[Extracts from a graphics dataset]
+ + + +

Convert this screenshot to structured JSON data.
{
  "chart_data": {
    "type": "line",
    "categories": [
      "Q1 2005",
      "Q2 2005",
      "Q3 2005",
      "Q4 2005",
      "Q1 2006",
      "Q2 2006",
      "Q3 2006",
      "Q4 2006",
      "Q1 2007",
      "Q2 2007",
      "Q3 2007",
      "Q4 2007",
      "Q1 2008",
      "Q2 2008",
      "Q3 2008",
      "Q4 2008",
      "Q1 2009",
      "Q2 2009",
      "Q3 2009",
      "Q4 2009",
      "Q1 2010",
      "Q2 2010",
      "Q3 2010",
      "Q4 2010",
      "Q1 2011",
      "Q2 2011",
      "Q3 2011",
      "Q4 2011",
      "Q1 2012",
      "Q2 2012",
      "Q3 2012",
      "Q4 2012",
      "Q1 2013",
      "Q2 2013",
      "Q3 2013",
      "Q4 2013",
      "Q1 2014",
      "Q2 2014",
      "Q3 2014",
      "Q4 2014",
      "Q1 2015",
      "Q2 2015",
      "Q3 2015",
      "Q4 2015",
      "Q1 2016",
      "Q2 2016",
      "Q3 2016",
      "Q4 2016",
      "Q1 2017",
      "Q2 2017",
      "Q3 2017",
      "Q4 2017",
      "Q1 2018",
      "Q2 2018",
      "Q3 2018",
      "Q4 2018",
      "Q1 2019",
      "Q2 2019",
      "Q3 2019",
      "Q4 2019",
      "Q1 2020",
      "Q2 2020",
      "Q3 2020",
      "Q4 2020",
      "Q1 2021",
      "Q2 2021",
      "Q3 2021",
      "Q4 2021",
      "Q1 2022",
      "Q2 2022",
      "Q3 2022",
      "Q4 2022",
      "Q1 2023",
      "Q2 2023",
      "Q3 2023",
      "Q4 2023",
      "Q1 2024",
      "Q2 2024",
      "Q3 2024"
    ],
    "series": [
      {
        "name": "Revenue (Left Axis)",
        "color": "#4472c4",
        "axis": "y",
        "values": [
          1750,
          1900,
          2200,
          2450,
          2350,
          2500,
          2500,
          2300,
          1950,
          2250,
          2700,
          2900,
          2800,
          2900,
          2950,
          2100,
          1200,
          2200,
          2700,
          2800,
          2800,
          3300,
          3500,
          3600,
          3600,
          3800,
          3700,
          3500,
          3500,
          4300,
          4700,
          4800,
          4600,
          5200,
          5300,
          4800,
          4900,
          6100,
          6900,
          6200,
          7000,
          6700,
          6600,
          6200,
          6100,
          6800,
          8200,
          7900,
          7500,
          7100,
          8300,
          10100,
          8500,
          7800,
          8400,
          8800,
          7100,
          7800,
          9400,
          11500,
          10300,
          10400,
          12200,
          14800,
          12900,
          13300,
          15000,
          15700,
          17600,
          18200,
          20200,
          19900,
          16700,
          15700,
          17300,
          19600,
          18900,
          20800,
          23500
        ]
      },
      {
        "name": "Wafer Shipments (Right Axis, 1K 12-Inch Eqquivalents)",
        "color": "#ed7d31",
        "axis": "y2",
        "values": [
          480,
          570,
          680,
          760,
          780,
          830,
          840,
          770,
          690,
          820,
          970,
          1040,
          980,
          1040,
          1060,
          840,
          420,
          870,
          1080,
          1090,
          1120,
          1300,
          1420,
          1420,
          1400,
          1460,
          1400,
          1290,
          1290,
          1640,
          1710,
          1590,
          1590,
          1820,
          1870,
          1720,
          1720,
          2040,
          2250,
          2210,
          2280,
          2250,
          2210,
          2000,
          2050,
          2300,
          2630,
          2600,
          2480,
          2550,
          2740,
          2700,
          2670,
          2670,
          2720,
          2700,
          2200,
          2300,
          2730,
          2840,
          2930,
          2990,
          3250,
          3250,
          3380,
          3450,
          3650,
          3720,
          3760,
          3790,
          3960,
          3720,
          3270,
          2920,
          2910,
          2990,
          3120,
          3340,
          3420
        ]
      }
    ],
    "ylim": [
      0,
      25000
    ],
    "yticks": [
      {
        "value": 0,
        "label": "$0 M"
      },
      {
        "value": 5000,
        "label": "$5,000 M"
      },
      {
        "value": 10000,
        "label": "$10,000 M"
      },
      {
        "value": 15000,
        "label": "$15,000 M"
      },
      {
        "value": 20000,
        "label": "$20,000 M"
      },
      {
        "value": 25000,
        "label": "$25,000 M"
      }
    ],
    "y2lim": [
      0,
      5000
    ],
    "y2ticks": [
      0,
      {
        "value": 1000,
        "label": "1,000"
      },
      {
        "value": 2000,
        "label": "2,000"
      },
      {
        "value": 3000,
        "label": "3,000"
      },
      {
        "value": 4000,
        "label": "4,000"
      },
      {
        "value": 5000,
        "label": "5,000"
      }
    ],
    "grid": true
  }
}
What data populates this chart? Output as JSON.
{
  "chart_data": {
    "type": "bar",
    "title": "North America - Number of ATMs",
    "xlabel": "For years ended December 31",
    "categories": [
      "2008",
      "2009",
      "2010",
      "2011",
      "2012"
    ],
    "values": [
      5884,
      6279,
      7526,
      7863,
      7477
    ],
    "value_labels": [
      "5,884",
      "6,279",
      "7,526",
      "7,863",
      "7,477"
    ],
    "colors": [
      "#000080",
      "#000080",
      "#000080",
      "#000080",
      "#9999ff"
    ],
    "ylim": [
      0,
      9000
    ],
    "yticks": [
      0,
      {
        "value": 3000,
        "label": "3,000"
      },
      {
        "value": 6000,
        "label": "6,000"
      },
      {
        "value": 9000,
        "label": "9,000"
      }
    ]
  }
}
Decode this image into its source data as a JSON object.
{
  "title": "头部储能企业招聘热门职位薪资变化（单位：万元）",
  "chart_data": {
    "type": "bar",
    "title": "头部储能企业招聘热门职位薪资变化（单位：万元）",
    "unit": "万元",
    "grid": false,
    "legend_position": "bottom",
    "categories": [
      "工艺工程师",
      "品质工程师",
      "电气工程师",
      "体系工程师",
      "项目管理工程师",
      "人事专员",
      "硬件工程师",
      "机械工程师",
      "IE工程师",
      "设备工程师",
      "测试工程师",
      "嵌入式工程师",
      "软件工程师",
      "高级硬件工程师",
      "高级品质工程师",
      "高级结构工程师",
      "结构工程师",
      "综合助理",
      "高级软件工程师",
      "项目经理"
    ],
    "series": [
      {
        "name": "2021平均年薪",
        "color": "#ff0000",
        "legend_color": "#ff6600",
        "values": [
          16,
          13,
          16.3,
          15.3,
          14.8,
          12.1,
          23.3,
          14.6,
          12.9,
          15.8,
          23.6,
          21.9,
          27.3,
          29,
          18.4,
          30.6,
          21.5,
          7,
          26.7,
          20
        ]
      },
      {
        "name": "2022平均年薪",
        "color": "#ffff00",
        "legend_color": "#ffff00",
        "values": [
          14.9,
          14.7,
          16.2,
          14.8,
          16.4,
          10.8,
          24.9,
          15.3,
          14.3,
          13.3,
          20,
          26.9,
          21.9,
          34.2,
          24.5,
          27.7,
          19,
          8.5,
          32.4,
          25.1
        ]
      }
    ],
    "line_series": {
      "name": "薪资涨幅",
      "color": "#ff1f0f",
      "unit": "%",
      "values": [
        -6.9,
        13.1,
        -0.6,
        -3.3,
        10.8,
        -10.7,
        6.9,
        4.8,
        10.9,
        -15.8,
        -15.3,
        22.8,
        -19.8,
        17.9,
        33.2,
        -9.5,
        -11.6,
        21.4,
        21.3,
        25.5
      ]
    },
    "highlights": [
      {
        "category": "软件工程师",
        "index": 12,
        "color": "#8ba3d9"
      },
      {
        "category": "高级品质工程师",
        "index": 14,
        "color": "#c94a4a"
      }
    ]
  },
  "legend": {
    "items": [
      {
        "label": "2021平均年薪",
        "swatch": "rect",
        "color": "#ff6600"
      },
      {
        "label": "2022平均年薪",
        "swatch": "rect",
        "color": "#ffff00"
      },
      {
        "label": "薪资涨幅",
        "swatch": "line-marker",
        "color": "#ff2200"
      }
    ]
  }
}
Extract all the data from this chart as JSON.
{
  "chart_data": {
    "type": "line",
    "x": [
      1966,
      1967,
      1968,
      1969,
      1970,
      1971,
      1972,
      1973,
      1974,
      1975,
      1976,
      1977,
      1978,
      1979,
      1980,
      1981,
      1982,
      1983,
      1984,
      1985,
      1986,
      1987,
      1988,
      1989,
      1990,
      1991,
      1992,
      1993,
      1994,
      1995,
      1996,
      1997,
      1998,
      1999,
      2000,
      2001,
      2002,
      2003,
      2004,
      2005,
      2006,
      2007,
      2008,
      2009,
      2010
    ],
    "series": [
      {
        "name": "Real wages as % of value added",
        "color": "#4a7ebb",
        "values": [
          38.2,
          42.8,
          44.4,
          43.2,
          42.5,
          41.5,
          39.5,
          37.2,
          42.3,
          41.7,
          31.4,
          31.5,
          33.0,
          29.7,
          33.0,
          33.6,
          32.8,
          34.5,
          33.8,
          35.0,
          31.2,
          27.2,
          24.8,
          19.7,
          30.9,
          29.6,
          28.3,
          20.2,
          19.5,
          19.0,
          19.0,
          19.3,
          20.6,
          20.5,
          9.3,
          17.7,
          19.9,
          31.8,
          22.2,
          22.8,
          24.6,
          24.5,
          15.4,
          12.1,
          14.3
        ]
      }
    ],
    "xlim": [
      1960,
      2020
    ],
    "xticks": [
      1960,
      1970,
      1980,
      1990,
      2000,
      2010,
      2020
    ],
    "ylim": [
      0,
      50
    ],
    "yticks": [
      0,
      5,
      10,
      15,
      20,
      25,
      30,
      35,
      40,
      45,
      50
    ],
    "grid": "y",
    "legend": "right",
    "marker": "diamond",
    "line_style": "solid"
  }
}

+ + + +

* _Exercise instructions_
Using the listing above, list every line in which the string "name" occurs.

* _Answer for this exercise_
        "name": "Revenue (Left Axis)",
        "name": "Wafer Shipments (Right Axis, 1K 12-Inch Eqquivalents)",
        "name": "2021平均年薪",
        "name": "2022平均年薪",
      "name": "薪资涨幅",
        "name": "Real wages as % of value added",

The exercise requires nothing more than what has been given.